イチゴの新品種「章姫」

萩原先生の栽培ポイント
<ビニール被覆後の管理>

4.章姫の中休み現象を見直す

 章姫は、連続的に大果が多収できる品種である。他の品種に比べれば、中休み現象を起こすことは極めて少ないが、育苗や初期管理の差によって、中休み現象が起きる場合が見られる。 そこで中休み現象を誘起し易いいくつかの条件と、その出方についてふれてみよう。

中休み現象の出方は大別して次のように分れる。
(1) 頂果房(第一果房)と第1次腋果房(第二果房)とが開く場合。
(2) 第二果房と、第二次腋果房(第三果房)とが開く場合。
(3) 第三果房と、第三次腋果房(第四果房)とが開く場合。
以上がある。

そこで花芽分化のことについては、広く知られているところであるが、中休み現象のことについて、よく理解していただくために、ここでもう一度花芽分化のことについて概観してみると、
@ 苺の花芽分化を誘起し促進するための環境条件は、いうまでもなく低温と短日であるが、どちらかといえば低温条件が強く影響しやすい。
A 低温も短日も花芽分化を誘起するのに、すれすれの条件下におかれた場合、体内のチッソ濃度の差によって影響されやすい。
B 花芽分化を誘起し促進する環境条件は、夫々の花房毎によって、その影響は異なる。
例えば第一果房が分化すれば、その後の条件がどう変っても、第二果房が引続いて分化するわけではない。影響を受ける環境条件は、花房毎別々である。
C 花芽分化を誘起し、促進する条件と、分化した花芽が発育する条件とは必ずしも同じではない。例えば低温と短日によって花芽分化は促進されるが、分化した花芽は、むしろ高温と長日条件下で、その発育が促進されるわけである。

#### 抜粋データ:

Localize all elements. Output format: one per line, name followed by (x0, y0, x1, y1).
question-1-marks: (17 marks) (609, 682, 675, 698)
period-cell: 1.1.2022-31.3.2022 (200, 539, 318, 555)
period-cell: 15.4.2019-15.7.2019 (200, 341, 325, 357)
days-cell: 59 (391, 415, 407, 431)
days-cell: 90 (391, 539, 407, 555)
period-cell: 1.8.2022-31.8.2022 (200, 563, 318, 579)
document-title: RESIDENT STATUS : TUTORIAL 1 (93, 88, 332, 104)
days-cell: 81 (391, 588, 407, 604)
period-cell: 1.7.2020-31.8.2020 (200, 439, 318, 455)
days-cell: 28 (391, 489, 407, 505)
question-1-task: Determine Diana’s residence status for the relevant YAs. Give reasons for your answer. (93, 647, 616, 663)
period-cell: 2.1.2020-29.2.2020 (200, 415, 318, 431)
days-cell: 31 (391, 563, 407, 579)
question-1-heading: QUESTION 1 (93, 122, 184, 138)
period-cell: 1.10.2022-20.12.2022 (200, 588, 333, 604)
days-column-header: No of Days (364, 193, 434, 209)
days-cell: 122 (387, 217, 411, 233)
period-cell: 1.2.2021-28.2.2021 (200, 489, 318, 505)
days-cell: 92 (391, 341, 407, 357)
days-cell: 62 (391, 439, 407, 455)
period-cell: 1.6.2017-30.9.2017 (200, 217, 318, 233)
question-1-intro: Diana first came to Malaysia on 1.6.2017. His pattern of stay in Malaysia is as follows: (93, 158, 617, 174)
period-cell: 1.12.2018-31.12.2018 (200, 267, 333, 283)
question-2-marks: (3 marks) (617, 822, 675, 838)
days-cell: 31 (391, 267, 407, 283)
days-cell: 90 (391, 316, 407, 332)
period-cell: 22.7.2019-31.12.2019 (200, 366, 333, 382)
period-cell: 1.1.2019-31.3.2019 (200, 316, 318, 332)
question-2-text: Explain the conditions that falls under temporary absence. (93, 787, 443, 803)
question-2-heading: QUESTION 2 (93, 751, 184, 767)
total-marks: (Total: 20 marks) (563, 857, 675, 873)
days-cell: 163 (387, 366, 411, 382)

#### 作業内容:
上に示した、章姫の中休み現象に関する文書を、記号や改行も含めて全文そのまま返せ。

#### 解答:
イチゴの新品種「章姫」

萩原先生の栽培ポイント
<ビニール被覆後の管理>

4.章姫の中休み現象を見直す

 章姫は、連続的に大果が多収できる品種である。他の品種に比べれば、中休み現象を起こすことは極めて少ないが、育苗や初期管理の差によって、中休み現象が起きる場合が見られる。 そこで中休み現象を誘起し易いいくつかの条件と、その出方についてふれてみよう。

中休み現象の出方は大別して次のように分れる。
(1) 頂果房(第一果房)と第1次腋果房(第二果房)とが開く場合。
(2) 第二果房と、第二次腋果房(第三果房)とが開く場合。
(3) 第三果房と、第三次腋果房(第四果房)とが開く場合。
以上がある。

そこで花芽分化のことについては、広く知られているところであるが、中休み現象のことについて、よく理解していただくために、ここでもう一度花芽分化のことについて概観してみると、
@ 苺の花芽分化を誘起し促進するための環境条件は、いうまでもなく低温と短日であるが、どちらかといえば低温条件が強く影響しやすい。
A 低温も短日も花芽分化を誘起するのに、すれすれの条件下におかれた場合、体内のチッソ濃度の差によって影響されやすい。
B 花芽分化を誘起し促進する環境条件は、夫々の花房毎によって、その影響は異なる。
例えば第一果房が分化すれば、その後の条件がどう変っても、第二果房が引続いて分化するわけではない。影響を受ける環境条件は、花房毎別々である。
C 花芽分化を誘起し、促進する条件と、分化した花芽が発育する条件とは必ずしも同じではない。例えば低温と短日によって花芽分化は促進されるが、分化した花芽は、むしろ高温と長日条件下で、その発育が促進されるわけである。